Extracted data entries:
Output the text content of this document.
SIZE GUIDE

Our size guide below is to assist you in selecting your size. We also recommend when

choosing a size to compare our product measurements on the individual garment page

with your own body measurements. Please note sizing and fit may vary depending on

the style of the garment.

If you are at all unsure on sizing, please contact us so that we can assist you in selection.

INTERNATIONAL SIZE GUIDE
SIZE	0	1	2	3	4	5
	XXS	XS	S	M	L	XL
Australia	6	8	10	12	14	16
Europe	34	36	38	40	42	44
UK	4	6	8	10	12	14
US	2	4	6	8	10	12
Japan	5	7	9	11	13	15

Written task
Write the complete data out, exactly as above.

Solution to the exercise
Output the text content of this document.
SIZE GUIDE

Our size guide below is to assist you in selecting your size. We also recommend when

choosing a size to compare our product measurements on the individual garment page

with your own body measurements. Please note sizing and fit may vary depending on

the style of the garment.

If you are at all unsure on sizing, please contact us so that we can assist you in selection.

INTERNATIONAL SIZE GUIDE
SIZE	0	1	2	3	4	5
	XXS	XS	S	M	L	XL
Australia	6	8	10	12	14	16
Europe	34	36	38	40	42	44
UK	4	6	8	10	12	14
US	2	4	6	8	10	12
Japan	5	7	9	11	13	15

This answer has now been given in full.